> WHAT IS NEEDED: Return each line holding the string "Africa".

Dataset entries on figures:
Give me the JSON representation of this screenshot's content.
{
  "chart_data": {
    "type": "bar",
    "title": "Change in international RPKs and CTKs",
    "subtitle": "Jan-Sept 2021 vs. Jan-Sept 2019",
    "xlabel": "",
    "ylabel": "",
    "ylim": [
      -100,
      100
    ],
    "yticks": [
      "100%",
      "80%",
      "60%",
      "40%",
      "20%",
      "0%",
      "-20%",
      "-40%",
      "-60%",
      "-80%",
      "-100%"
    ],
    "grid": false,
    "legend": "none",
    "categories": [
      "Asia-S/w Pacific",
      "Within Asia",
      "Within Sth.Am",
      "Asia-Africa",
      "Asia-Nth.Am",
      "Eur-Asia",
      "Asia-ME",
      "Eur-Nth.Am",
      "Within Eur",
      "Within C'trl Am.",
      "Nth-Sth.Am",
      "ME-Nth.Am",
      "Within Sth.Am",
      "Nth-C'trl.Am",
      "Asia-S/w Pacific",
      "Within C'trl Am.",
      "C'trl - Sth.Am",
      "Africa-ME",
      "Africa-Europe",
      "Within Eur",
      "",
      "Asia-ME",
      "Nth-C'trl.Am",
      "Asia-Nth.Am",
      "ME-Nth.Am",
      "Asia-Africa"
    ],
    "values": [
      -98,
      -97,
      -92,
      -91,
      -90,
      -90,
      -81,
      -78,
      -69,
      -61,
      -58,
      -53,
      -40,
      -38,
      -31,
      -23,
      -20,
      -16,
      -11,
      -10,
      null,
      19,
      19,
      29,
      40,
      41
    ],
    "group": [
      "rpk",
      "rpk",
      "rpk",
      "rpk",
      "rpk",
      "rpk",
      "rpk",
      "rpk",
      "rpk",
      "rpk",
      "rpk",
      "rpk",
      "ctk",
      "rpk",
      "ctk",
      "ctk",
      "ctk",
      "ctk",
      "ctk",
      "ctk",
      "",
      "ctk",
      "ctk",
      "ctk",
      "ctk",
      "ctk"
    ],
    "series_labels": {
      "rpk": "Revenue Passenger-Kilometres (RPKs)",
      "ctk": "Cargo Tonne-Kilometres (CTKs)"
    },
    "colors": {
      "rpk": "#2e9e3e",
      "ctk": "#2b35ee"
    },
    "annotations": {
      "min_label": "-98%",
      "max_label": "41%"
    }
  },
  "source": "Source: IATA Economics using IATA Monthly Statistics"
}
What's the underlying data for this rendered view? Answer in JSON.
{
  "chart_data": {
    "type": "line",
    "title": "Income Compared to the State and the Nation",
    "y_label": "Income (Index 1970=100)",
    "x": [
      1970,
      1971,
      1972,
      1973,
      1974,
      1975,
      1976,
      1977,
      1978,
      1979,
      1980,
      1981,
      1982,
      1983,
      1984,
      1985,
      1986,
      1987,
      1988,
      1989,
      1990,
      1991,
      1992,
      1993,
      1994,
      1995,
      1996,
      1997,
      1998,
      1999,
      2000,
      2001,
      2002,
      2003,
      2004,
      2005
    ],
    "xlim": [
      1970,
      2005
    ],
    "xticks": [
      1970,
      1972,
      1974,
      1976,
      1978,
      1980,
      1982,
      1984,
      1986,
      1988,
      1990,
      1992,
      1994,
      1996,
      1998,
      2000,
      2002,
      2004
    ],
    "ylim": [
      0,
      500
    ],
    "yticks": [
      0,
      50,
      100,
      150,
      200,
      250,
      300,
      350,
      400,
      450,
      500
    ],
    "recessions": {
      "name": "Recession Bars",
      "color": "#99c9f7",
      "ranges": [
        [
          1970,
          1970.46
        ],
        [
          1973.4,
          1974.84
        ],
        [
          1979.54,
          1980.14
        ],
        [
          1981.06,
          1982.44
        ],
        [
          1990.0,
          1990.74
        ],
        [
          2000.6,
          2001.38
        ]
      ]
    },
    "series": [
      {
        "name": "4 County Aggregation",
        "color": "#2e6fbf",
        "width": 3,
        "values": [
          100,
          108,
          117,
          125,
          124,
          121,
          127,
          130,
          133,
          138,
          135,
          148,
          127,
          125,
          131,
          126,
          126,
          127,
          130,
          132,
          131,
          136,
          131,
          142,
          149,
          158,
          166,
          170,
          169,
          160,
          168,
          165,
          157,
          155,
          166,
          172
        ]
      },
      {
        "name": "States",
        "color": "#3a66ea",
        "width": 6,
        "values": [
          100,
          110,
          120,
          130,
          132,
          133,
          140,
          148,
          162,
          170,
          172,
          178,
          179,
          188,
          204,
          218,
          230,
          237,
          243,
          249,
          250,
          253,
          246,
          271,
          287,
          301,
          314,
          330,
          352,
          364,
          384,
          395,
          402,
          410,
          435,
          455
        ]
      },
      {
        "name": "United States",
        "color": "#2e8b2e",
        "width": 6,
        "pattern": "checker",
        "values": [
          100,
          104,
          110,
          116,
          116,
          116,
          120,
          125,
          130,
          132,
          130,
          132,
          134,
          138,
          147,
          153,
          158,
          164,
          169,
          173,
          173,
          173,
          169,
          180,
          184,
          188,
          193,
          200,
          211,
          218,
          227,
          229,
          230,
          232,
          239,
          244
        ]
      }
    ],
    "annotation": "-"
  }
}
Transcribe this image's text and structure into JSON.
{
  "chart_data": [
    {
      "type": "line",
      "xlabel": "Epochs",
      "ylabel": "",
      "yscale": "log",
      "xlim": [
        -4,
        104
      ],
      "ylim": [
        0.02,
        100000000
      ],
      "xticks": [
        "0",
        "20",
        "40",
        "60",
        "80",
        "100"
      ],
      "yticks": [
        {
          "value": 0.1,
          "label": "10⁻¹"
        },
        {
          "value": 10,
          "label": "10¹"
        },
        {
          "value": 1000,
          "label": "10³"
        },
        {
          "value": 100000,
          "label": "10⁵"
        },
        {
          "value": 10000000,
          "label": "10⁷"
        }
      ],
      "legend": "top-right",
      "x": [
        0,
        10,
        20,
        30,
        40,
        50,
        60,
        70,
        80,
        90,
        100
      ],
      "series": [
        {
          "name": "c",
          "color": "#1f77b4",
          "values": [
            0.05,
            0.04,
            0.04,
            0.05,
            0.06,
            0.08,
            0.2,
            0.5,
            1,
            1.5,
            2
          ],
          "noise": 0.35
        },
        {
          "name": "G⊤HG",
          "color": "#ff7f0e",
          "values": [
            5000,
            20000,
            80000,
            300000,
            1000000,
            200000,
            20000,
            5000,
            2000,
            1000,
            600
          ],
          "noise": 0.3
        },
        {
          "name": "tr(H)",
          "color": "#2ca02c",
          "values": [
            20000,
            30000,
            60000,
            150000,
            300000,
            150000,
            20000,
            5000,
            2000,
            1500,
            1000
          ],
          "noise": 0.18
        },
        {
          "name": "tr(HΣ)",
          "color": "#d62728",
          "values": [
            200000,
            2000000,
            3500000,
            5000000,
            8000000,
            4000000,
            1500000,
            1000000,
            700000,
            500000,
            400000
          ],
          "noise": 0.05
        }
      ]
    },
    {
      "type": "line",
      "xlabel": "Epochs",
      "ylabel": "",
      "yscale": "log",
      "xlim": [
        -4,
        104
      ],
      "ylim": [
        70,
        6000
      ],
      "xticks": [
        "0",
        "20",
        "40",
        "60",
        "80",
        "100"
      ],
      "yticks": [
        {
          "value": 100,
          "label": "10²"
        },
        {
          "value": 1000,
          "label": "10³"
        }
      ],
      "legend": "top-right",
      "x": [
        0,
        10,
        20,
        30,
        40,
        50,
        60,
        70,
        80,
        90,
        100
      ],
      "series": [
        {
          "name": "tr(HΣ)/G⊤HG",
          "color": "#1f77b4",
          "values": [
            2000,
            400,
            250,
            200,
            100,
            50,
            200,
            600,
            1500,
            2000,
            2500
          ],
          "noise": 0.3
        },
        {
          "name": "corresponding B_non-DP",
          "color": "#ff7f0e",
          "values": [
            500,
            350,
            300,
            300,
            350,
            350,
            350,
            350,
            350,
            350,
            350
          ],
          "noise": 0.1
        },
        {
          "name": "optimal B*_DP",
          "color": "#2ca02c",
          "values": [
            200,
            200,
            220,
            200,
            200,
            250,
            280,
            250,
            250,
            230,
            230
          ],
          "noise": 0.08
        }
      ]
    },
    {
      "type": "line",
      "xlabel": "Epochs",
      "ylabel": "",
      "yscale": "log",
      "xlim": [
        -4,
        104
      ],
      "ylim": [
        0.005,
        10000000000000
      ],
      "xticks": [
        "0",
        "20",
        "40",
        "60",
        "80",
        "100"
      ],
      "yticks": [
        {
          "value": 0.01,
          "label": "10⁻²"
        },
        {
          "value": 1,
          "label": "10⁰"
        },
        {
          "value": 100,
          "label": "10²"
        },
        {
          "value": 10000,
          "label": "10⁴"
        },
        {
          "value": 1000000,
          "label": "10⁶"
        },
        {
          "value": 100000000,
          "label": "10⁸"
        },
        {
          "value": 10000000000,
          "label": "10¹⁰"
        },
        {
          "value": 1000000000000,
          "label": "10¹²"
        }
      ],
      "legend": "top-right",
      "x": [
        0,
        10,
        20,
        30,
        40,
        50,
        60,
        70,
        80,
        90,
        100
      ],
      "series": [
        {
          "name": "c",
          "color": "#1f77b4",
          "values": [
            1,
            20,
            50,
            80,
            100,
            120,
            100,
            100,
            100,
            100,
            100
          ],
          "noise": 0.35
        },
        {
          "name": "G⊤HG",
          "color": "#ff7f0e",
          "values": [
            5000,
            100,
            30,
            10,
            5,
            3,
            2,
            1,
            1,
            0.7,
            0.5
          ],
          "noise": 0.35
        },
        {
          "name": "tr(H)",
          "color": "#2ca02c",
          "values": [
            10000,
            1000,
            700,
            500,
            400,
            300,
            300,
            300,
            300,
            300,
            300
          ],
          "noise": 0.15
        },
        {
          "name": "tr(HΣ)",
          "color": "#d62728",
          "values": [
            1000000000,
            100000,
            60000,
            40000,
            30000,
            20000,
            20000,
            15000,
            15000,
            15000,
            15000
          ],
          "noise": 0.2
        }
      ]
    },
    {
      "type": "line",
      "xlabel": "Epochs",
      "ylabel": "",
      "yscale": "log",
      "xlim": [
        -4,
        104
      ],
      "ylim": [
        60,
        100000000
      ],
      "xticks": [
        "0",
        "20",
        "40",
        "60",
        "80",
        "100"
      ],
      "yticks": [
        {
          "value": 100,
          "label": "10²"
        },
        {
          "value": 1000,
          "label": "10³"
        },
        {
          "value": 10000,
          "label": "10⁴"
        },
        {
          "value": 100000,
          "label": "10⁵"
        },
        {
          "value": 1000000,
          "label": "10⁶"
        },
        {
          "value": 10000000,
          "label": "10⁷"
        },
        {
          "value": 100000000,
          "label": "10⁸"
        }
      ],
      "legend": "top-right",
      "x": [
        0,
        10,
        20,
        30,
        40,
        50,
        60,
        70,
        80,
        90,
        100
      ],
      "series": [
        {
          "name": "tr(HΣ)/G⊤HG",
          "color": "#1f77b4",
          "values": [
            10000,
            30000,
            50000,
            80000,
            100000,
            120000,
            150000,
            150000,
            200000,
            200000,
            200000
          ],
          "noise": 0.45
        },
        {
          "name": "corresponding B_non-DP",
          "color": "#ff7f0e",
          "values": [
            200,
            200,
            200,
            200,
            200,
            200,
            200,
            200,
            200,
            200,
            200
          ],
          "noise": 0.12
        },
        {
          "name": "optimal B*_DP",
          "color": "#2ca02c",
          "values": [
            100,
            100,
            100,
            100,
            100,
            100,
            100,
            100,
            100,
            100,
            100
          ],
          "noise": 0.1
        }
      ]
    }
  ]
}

> EXERCISE RESPONSE:
      "Asia-Africa",
      "Africa-ME",
      "Africa-Europe",
      "Asia-Africa"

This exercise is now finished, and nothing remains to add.